### Exercise objective
Update the entries from the first line through the line containing "branch-incision-label: 1.切口 bbox=[1793, 341, 1876, 374]", replacing "screenshot" with "screen capture" and leaving everything else unchanged. Write out only those lines.

[Layout region records]
..........

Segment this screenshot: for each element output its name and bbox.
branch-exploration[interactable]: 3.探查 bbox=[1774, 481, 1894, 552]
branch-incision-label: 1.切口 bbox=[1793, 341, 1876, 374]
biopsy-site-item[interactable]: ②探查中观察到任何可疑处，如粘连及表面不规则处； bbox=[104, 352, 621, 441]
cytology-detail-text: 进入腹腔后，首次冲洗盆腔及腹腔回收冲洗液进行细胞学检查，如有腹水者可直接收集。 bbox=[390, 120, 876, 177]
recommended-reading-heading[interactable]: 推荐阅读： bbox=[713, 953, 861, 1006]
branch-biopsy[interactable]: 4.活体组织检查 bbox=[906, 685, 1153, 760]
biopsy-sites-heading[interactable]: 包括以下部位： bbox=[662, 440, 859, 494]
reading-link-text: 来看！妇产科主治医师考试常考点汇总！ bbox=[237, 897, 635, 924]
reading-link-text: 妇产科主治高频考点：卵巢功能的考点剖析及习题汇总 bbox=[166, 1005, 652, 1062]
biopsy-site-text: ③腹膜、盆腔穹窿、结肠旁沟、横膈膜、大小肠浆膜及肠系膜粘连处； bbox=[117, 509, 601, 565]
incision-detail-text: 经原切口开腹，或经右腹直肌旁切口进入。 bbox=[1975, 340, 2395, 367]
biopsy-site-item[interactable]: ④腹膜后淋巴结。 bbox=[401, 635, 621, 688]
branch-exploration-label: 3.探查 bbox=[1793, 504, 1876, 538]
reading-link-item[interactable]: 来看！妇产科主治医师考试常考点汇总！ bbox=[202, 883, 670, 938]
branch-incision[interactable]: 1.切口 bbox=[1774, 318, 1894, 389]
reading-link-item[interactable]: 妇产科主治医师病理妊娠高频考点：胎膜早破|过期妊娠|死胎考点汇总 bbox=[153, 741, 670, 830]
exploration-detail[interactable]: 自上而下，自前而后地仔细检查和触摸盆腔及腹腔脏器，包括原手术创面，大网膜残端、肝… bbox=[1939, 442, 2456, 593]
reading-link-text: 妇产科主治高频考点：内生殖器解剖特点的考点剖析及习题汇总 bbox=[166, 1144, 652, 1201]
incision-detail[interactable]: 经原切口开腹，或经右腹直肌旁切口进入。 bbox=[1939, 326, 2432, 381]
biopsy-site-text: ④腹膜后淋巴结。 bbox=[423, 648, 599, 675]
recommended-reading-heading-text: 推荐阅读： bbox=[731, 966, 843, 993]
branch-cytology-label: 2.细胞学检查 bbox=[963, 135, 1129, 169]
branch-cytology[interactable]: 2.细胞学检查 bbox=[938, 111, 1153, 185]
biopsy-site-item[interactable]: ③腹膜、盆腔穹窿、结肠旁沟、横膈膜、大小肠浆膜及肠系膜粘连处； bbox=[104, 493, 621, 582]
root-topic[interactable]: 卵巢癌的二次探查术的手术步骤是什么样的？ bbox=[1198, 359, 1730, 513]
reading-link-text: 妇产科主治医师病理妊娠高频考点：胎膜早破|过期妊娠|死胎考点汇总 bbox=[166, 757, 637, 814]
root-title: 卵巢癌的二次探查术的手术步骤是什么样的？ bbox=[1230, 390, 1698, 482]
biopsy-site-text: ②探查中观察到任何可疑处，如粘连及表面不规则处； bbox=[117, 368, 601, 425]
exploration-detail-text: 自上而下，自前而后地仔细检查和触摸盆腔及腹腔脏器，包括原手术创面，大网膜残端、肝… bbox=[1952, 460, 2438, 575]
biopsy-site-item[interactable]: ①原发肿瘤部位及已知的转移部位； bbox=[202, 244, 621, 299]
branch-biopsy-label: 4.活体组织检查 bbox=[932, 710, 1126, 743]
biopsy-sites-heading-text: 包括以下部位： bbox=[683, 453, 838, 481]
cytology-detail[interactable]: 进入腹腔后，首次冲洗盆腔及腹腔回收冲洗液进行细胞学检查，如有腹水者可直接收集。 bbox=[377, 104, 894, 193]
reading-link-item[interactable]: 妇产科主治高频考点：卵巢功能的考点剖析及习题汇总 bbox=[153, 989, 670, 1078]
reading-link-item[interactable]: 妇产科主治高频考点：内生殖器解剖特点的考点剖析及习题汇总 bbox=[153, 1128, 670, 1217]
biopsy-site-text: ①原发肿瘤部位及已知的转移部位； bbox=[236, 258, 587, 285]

..........

### Answer for the task
Segment this screen capture: for each element output its name and bbox.
branch-exploration[interactable]: 3.探查 bbox=[1774, 481, 1894, 552]
branch-incision-label: 1.切口 bbox=[1793, 341, 1876, 374]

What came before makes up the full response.